> [Your instructions] Gather all lines in the data that hold the string "Units".

-- start Input --

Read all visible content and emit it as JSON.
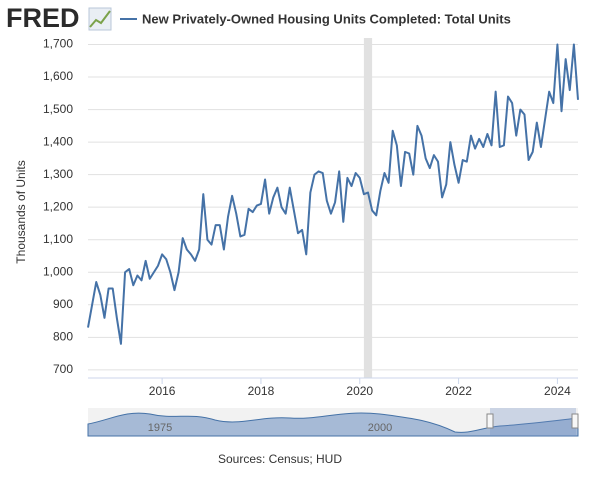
{
  "chart_data": {
    "type": "line",
    "logo_text": "FRED",
    "title": "New Privately-Owned Housing Units Completed: Total Units",
    "y_label": "Thousands of Units",
    "source": "Sources: Census; HUD",
    "navigator_labels": [
      "1975",
      "2000"
    ],
    "recessions": [
      [
        "2020-02",
        "2020-04"
      ]
    ],
    "grid": true,
    "x": [
      "2014-07",
      "2014-08",
      "2014-09",
      "2014-10",
      "2014-11",
      "2014-12",
      "2015-01",
      "2015-02",
      "2015-03",
      "2015-04",
      "2015-05",
      "2015-06",
      "2015-07",
      "2015-08",
      "2015-09",
      "2015-10",
      "2015-11",
      "2015-12",
      "2016-01",
      "2016-02",
      "2016-03",
      "2016-04",
      "2016-05",
      "2016-06",
      "2016-07",
      "2016-08",
      "2016-09",
      "2016-10",
      "2016-11",
      "2016-12",
      "2017-01",
      "2017-02",
      "2017-03",
      "2017-04",
      "2017-05",
      "2017-06",
      "2017-07",
      "2017-08",
      "2017-09",
      "2017-10",
      "2017-11",
      "2017-12",
      "2018-01",
      "2018-02",
      "2018-03",
      "2018-04",
      "2018-05",
      "2018-06",
      "2018-07",
      "2018-08",
      "2018-09",
      "2018-10",
      "2018-11",
      "2018-12",
      "2019-01",
      "2019-02",
      "2019-03",
      "2019-04",
      "2019-05",
      "2019-06",
      "2019-07",
      "2019-08",
      "2019-09",
      "2019-10",
      "2019-11",
      "2019-12",
      "2020-01",
      "2020-02",
      "2020-03",
      "2020-04",
      "2020-05",
      "2020-06",
      "2020-07",
      "2020-08",
      "2020-09",
      "2020-10",
      "2020-11",
      "2020-12",
      "2021-01",
      "2021-02",
      "2021-03",
      "2021-04",
      "2021-05",
      "2021-06",
      "2021-07",
      "2021-08",
      "2021-09",
      "2021-10",
      "2021-11",
      "2021-12",
      "2022-01",
      "2022-02",
      "2022-03",
      "2022-04",
      "2022-05",
      "2022-06",
      "2022-07",
      "2022-08",
      "2022-09",
      "2022-10",
      "2022-11",
      "2022-12",
      "2023-01",
      "2023-02",
      "2023-03",
      "2023-04",
      "2023-05",
      "2023-06",
      "2023-07",
      "2023-08",
      "2023-09",
      "2023-10",
      "2023-11",
      "2023-12",
      "2024-01",
      "2024-02",
      "2024-03",
      "2024-04",
      "2024-05",
      "2024-06"
    ],
    "series": [
      {
        "name": "New Privately-Owned Housing Units Completed: Total Units",
        "color": "#4572a7",
        "values": [
          830,
          900,
          970,
          930,
          860,
          950,
          950,
          860,
          780,
          1000,
          1010,
          960,
          990,
          975,
          1035,
          980,
          1000,
          1020,
          1055,
          1040,
          1000,
          945,
          1000,
          1105,
          1070,
          1055,
          1035,
          1070,
          1240,
          1100,
          1085,
          1145,
          1145,
          1070,
          1170,
          1235,
          1180,
          1110,
          1115,
          1195,
          1185,
          1205,
          1210,
          1285,
          1180,
          1230,
          1260,
          1200,
          1180,
          1260,
          1190,
          1120,
          1130,
          1055,
          1245,
          1300,
          1310,
          1305,
          1220,
          1180,
          1215,
          1310,
          1155,
          1290,
          1265,
          1305,
          1290,
          1240,
          1245,
          1190,
          1175,
          1250,
          1305,
          1275,
          1435,
          1390,
          1265,
          1370,
          1365,
          1300,
          1450,
          1420,
          1350,
          1320,
          1360,
          1340,
          1230,
          1270,
          1400,
          1330,
          1275,
          1345,
          1340,
          1420,
          1380,
          1410,
          1385,
          1425,
          1390,
          1555,
          1385,
          1390,
          1540,
          1520,
          1420,
          1500,
          1485,
          1345,
          1370,
          1460,
          1385,
          1470,
          1555,
          1520,
          1700,
          1495,
          1655,
          1560,
          1700,
          1530
        ]
      }
    ],
    "xlim": [
      "2014-07",
      "2024-06"
    ],
    "xticks": [
      {
        "value": "2016-01",
        "label": "2016"
      },
      {
        "value": "2018-01",
        "label": "2018"
      },
      {
        "value": "2020-01",
        "label": "2020"
      },
      {
        "value": "2022-01",
        "label": "2022"
      },
      {
        "value": "2024-01",
        "label": "2024"
      }
    ],
    "ylim": [
      675,
      1720
    ],
    "yticks": [
      700,
      800,
      900,
      {
        "value": 1000,
        "label": "1,000"
      },
      {
        "value": 1100,
        "label": "1,100"
      },
      {
        "value": 1200,
        "label": "1,200"
      },
      {
        "value": 1300,
        "label": "1,300"
      },
      {
        "value": 1400,
        "label": "1,400"
      },
      {
        "value": 1500,
        "label": "1,500"
      },
      {
        "value": 1600,
        "label": "1,600"
      },
      {
        "value": 1700,
        "label": "1,700"
      }
    ]
  }
}
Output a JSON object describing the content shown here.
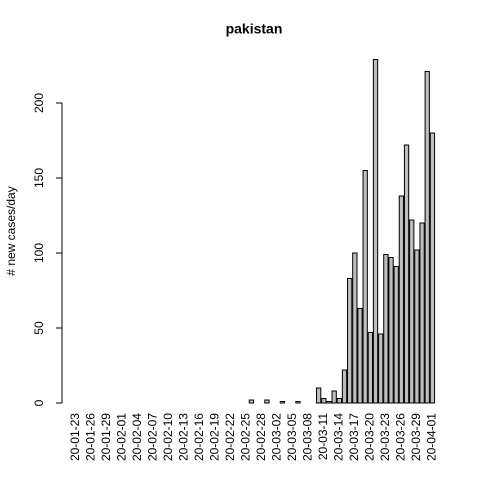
{
  "chart_data": {
    "type": "bar",
    "title": "pakistan",
    "y_label": "# new cases/day",
    "color": "#bebebe",
    "categories": [
      "20-01-23",
      null,
      null,
      "20-01-26",
      null,
      null,
      "20-01-29",
      null,
      null,
      "20-02-01",
      null,
      null,
      "20-02-04",
      null,
      null,
      "20-02-07",
      null,
      null,
      "20-02-10",
      null,
      null,
      "20-02-13",
      null,
      null,
      "20-02-16",
      null,
      null,
      "20-02-19",
      null,
      null,
      "20-02-22",
      null,
      null,
      "20-02-25",
      null,
      null,
      "20-02-28",
      null,
      null,
      "20-03-02",
      null,
      null,
      "20-03-05",
      null,
      null,
      "20-03-08",
      null,
      null,
      "20-03-11",
      null,
      null,
      "20-03-14",
      null,
      null,
      "20-03-17",
      null,
      null,
      "20-03-20",
      null,
      null,
      "20-03-23",
      null,
      null,
      "20-03-26",
      null,
      null,
      "20-03-29",
      null,
      null,
      "20-04-01"
    ],
    "values": [
      0,
      0,
      0,
      0,
      0,
      0,
      0,
      0,
      0,
      0,
      0,
      0,
      0,
      0,
      0,
      0,
      0,
      0,
      0,
      0,
      0,
      0,
      0,
      0,
      0,
      0,
      0,
      0,
      0,
      0,
      0,
      0,
      0,
      0,
      2,
      0,
      0,
      2,
      0,
      0,
      1,
      0,
      0,
      1,
      0,
      0,
      0,
      10,
      3,
      1,
      8,
      3,
      22,
      83,
      100,
      63,
      155,
      47,
      229,
      46,
      99,
      97,
      91,
      138,
      172,
      122,
      102,
      120,
      221,
      180
    ],
    "ylim": [
      0,
      230
    ],
    "yticks": [
      0,
      50,
      100,
      150,
      200
    ]
  }
}
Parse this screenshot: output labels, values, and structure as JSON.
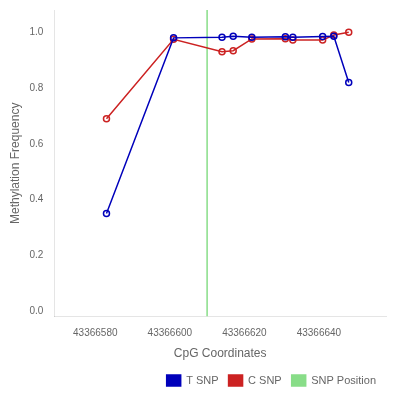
{
  "chart_data": {
    "type": "line",
    "xlabel": "CpG Coordinates",
    "ylabel": "Methylation Frequency",
    "x": [
      43366583,
      43366601,
      43366614,
      43366617,
      43366622,
      43366631,
      43366633,
      43366641,
      43366644,
      43366648
    ],
    "series": [
      {
        "name": "T SNP",
        "color": "#0000bb",
        "marker": "circle",
        "values": [
          0.35,
          0.98,
          0.982,
          0.986,
          0.982,
          0.984,
          0.982,
          0.985,
          0.986,
          0.82
        ]
      },
      {
        "name": "C SNP",
        "color": "#cc2222",
        "marker": "circle",
        "values": [
          0.69,
          0.975,
          0.93,
          0.934,
          0.976,
          0.977,
          0.972,
          0.972,
          0.99,
          1.0
        ]
      },
      {
        "name": "SNP Position",
        "color": "#88dd88",
        "type": "vline",
        "x": 43366610
      }
    ],
    "xlim": [
      43366569,
      43366658
    ],
    "xticks": [
      43366580,
      43366600,
      43366620,
      43366640
    ],
    "ylim": [
      -0.02,
      1.08
    ],
    "yticks": [
      {
        "value": 0.0,
        "label": "0.0"
      },
      {
        "value": 0.2,
        "label": "0.2"
      },
      {
        "value": 0.4,
        "label": "0.4"
      },
      {
        "value": 0.6,
        "label": "0.6"
      },
      {
        "value": 0.8,
        "label": "0.8"
      },
      {
        "value": 1.0,
        "label": "1.0"
      }
    ],
    "grid": false,
    "legend": "lower right"
  }
}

-- end Input --

> [Finished answer]
    "title": "New Privately-Owned Housing Units Completed: Total Units",
    "y_label": "Thousands of Units",
        "name": "New Privately-Owned Housing Units Completed: Total Units",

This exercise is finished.